● **Instructions for the task**:
Copy each line below that includes "cumulative".
BEGIN Record excerpts
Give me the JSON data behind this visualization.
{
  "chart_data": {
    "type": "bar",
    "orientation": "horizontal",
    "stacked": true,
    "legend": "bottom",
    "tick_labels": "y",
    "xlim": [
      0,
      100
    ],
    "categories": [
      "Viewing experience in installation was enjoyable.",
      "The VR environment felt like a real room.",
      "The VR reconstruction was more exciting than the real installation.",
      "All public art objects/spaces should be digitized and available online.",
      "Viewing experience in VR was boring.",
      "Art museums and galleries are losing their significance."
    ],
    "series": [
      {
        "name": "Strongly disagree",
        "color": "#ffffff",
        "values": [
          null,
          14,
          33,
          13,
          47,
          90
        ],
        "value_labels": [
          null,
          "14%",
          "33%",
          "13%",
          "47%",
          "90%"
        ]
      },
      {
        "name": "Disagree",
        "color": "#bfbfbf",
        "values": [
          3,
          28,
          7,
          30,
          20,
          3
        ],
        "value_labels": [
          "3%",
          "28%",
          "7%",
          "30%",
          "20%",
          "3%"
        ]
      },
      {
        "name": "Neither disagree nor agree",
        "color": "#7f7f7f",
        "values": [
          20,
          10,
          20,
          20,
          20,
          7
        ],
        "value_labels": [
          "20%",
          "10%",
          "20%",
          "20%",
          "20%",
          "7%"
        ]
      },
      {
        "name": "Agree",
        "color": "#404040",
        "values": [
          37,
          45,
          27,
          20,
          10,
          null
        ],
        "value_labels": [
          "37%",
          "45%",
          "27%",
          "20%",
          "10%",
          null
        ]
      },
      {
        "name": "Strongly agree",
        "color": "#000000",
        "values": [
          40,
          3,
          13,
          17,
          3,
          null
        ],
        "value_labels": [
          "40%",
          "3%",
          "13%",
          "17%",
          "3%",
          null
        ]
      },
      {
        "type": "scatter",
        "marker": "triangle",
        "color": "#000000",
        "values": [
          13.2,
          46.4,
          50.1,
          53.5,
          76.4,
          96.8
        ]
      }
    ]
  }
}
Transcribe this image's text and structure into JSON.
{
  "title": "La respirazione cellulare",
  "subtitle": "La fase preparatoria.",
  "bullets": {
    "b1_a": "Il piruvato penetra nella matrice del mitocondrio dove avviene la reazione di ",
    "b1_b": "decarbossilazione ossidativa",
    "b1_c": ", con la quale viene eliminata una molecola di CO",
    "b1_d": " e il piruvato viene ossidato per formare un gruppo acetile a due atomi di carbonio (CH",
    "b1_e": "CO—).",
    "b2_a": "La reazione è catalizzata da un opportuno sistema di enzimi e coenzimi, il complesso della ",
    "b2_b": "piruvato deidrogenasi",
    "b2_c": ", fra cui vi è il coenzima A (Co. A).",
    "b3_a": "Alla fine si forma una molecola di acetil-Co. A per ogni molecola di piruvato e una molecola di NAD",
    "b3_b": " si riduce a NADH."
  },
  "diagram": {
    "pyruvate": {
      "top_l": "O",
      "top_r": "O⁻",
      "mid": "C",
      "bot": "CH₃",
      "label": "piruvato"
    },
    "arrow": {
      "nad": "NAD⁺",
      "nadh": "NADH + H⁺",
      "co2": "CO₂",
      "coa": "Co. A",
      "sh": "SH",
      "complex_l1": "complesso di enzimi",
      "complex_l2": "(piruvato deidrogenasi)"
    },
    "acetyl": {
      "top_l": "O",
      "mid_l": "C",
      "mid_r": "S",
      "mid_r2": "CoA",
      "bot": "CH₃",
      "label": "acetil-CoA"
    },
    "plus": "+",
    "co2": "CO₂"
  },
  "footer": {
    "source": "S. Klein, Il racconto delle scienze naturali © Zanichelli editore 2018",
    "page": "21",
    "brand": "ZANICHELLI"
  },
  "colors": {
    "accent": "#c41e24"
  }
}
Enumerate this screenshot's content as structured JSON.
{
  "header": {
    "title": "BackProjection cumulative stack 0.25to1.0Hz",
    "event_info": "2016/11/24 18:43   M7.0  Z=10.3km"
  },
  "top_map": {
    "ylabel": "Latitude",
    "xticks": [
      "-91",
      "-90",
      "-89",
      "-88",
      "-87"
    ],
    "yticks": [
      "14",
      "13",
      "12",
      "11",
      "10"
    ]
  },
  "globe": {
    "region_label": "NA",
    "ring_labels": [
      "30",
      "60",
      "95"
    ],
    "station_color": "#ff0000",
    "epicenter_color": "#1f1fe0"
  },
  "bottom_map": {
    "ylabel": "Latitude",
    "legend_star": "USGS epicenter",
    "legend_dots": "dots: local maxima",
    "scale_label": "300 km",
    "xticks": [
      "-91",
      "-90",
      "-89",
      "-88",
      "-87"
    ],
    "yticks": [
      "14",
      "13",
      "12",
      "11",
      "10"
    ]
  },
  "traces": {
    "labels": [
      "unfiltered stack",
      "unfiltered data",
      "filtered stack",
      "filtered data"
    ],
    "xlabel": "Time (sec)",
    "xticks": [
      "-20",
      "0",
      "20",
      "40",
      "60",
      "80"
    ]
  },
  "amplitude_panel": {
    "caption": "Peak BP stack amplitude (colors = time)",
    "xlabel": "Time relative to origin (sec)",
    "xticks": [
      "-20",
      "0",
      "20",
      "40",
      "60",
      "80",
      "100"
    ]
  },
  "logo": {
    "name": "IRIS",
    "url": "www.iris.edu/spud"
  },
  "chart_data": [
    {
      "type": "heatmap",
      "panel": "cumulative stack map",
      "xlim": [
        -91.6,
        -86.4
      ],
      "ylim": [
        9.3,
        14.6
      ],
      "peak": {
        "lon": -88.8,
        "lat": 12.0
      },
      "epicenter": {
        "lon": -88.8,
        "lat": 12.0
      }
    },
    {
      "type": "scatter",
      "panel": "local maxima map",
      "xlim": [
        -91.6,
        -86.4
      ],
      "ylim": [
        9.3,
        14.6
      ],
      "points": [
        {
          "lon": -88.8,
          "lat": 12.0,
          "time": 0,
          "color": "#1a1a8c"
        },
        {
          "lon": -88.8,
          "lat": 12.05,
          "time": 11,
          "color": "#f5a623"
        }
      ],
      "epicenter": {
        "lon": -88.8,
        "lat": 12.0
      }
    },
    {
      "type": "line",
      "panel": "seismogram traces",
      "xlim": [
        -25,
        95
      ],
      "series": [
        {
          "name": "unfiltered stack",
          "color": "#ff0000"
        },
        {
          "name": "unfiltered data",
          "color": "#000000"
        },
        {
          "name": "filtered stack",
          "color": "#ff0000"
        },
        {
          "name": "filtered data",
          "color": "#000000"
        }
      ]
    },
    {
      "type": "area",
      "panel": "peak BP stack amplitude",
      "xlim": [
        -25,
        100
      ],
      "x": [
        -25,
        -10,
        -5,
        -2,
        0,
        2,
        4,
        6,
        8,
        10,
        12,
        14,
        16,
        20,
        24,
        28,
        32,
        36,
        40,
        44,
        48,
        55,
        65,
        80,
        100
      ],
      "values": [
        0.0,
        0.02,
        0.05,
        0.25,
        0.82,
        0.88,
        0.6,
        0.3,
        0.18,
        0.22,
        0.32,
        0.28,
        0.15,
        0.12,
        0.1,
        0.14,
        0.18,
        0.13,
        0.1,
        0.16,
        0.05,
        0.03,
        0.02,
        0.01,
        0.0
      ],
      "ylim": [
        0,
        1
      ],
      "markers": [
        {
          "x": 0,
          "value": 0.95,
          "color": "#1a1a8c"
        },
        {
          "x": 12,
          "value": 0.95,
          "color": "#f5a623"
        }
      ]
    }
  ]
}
END Record excerpts
● **Result for this exercise**:
    "title": "BackProjection cumulative stack 0.25to1.0Hz",
      "panel": "cumulative stack map",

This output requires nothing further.